§ **Work to do**:
Pick out every line in the records that contains the word "close".

§ **Extracted entries**:
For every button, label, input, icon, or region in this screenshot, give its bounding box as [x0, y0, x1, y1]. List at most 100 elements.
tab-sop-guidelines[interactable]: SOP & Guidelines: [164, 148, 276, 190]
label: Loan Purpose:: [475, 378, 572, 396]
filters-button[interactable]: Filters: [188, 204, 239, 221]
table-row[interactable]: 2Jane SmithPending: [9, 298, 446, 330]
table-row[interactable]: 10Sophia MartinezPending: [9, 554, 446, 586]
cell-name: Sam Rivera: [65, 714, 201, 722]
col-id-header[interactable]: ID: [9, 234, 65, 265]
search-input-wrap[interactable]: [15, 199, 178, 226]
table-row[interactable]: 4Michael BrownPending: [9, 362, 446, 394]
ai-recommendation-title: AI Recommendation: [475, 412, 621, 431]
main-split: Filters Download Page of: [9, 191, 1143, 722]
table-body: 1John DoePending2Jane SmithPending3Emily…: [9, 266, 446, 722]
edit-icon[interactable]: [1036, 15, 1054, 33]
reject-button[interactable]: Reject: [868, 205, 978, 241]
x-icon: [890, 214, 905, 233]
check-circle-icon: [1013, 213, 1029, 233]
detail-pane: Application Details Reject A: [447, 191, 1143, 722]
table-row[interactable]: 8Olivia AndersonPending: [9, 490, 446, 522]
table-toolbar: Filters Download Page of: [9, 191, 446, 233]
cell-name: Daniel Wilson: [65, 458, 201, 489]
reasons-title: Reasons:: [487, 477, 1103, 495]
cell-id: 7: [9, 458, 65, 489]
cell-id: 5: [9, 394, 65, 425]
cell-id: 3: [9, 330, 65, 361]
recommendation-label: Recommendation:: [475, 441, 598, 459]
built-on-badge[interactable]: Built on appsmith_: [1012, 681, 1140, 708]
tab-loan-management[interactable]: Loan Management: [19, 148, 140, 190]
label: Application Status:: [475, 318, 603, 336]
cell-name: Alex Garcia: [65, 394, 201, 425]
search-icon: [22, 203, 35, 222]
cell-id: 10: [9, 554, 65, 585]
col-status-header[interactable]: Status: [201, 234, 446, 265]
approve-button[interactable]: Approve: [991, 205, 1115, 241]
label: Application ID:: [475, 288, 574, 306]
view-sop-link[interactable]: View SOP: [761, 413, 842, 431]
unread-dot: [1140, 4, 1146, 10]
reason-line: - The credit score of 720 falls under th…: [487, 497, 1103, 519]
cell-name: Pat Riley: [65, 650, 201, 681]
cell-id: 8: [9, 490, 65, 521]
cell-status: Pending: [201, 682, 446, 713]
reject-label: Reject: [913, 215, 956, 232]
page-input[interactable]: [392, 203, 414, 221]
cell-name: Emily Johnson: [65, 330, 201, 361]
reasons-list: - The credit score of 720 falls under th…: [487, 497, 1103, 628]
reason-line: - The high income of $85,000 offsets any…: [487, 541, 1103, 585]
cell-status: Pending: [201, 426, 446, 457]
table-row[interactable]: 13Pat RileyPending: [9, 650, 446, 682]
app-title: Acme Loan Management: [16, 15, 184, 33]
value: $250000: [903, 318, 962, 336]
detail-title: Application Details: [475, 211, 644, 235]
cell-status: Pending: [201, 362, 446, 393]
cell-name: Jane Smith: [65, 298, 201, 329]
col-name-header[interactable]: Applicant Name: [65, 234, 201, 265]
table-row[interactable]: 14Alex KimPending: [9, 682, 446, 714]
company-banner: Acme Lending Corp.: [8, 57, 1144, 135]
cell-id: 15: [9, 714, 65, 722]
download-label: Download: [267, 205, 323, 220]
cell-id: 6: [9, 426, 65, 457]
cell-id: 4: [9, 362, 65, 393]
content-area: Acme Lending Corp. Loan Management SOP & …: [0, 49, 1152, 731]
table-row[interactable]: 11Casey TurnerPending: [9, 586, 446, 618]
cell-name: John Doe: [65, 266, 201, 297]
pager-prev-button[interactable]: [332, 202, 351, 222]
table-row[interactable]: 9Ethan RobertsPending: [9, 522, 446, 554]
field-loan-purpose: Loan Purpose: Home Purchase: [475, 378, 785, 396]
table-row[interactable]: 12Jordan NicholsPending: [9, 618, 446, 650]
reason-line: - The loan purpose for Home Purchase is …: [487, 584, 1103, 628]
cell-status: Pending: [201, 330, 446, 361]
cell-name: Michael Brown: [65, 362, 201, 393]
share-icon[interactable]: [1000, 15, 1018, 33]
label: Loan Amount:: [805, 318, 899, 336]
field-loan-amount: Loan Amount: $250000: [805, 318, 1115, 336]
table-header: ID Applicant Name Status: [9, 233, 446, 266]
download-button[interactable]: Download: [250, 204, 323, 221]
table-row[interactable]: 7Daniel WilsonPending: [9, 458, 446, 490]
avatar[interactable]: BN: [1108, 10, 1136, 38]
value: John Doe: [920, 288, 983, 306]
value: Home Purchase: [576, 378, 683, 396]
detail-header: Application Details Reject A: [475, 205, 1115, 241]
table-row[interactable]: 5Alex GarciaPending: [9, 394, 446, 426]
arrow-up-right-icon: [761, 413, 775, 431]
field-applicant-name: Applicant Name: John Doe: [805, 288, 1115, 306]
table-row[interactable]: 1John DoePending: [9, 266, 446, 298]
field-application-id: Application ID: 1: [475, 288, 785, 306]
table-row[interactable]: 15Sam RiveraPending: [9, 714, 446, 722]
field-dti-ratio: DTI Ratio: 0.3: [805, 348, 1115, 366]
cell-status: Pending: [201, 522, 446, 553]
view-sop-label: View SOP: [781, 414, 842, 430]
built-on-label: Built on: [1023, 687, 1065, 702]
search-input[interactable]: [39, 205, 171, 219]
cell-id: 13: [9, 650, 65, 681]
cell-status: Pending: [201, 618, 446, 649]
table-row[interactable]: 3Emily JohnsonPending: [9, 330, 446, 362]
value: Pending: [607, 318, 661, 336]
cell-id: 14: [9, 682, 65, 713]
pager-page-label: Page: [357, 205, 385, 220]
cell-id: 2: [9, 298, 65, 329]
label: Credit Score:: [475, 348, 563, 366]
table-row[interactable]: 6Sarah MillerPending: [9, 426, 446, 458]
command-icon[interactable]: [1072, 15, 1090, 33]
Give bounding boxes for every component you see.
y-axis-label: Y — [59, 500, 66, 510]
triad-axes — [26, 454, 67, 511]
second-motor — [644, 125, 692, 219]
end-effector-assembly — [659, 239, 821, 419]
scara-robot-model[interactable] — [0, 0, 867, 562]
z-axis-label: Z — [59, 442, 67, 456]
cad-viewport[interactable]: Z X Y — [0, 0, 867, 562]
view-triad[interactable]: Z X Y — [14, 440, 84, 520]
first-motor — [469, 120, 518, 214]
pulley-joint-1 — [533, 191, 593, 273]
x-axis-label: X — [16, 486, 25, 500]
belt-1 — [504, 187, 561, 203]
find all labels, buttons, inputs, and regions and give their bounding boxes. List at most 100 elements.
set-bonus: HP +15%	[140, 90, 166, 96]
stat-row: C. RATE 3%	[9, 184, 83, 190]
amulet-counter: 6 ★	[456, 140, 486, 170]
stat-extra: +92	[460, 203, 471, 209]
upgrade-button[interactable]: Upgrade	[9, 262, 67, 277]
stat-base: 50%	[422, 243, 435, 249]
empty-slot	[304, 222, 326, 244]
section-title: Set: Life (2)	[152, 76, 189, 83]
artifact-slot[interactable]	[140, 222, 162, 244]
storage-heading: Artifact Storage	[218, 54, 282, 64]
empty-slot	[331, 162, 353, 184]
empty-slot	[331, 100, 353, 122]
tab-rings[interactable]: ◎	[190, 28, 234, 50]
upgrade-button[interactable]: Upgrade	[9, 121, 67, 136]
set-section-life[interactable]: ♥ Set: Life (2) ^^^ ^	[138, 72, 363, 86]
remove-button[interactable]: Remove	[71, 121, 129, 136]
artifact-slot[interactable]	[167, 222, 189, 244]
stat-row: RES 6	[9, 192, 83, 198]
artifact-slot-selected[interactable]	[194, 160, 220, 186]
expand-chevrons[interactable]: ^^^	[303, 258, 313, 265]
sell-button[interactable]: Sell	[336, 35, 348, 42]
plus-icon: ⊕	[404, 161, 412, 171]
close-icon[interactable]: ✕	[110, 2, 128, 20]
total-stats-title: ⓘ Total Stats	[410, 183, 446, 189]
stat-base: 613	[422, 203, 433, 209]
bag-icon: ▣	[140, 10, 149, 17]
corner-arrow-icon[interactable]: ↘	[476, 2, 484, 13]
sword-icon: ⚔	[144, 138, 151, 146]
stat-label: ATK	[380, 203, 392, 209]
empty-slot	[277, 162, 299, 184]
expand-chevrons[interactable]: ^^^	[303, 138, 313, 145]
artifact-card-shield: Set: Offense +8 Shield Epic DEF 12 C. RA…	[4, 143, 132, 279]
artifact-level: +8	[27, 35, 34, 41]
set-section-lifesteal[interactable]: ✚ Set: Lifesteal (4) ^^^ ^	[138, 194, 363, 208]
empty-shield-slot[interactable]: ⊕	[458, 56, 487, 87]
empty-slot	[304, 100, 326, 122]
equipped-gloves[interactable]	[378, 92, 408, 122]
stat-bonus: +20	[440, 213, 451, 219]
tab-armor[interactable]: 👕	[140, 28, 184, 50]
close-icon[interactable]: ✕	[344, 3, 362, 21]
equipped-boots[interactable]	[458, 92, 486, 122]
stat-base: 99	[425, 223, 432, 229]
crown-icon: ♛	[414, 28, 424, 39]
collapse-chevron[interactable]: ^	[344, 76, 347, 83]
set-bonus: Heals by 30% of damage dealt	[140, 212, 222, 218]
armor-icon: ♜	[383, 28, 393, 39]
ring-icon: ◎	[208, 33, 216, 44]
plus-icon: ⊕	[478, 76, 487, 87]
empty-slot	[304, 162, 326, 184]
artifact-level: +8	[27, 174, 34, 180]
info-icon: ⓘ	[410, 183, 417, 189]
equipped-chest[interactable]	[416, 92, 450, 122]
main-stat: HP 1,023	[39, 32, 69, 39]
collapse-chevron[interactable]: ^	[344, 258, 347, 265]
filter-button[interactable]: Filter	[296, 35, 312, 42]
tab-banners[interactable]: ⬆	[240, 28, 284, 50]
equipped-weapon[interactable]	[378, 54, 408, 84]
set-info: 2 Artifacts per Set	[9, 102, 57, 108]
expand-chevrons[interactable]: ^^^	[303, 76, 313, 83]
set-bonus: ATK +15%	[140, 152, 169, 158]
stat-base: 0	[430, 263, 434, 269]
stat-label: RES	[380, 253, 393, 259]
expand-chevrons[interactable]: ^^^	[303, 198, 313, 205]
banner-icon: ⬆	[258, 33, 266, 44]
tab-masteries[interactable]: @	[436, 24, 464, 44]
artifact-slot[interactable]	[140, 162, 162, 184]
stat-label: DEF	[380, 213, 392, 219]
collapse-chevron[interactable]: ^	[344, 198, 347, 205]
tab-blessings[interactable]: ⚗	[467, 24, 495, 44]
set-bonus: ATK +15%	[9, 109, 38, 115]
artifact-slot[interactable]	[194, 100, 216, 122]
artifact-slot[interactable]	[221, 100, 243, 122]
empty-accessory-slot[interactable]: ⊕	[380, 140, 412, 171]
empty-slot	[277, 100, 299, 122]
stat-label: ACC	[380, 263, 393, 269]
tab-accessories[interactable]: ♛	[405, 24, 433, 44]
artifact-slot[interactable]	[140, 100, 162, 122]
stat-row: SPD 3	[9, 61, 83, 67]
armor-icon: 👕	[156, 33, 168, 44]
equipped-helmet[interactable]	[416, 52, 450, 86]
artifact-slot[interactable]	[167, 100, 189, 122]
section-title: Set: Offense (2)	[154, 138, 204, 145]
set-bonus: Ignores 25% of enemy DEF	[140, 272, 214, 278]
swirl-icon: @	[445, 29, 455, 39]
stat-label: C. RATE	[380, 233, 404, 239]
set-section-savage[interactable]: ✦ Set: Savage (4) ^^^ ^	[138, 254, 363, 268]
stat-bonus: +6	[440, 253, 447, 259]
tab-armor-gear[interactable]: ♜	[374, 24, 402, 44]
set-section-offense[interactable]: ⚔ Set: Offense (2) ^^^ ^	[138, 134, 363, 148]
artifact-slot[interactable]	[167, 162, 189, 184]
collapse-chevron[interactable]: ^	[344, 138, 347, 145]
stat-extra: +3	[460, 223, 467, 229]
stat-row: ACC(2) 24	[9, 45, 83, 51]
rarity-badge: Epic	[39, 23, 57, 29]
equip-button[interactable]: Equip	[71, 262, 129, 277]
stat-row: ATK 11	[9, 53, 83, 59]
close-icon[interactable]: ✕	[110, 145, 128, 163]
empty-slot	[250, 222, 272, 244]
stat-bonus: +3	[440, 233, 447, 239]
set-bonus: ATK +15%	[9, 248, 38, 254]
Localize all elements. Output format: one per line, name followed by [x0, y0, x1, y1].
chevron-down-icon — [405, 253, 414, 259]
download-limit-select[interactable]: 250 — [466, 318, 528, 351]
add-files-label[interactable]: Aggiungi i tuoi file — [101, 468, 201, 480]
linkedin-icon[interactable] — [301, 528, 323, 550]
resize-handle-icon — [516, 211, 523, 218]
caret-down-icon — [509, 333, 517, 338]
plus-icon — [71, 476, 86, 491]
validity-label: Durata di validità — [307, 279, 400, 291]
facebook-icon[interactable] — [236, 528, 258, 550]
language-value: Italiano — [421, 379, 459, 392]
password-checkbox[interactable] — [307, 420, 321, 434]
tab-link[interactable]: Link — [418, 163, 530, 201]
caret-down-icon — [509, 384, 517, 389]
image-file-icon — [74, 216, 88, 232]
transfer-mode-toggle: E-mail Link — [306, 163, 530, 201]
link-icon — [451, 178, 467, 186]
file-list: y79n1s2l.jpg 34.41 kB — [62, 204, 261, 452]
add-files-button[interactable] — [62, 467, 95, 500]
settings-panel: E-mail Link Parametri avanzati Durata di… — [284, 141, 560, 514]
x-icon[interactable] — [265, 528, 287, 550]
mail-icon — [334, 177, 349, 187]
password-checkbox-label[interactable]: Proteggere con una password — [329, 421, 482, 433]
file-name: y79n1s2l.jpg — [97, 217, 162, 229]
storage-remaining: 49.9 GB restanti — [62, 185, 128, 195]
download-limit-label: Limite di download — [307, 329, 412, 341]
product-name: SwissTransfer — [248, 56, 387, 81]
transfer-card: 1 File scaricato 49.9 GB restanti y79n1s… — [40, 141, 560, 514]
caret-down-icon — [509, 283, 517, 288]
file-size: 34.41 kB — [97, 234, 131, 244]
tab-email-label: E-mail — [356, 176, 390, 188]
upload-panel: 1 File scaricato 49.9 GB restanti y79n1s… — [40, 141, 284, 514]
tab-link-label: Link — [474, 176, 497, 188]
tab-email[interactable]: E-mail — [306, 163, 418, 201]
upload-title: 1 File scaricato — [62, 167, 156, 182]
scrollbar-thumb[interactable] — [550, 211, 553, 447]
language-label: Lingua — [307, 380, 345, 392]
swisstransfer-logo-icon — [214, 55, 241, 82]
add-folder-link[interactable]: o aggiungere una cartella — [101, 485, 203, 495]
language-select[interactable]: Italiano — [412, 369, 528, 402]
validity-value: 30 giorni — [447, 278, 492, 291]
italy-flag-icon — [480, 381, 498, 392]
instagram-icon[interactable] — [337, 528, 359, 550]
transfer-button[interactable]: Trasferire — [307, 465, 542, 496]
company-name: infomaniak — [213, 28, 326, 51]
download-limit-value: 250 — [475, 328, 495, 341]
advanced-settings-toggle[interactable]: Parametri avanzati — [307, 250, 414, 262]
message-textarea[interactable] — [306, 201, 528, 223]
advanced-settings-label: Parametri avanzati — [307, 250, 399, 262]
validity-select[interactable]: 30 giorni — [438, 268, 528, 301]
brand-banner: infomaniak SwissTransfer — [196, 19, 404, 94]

§ **Exercise solution**:
close-icon[interactable]: ✕	[110, 2, 128, 20]
close-icon[interactable]: ✕	[344, 3, 362, 21]
close-icon[interactable]: ✕	[110, 145, 128, 163]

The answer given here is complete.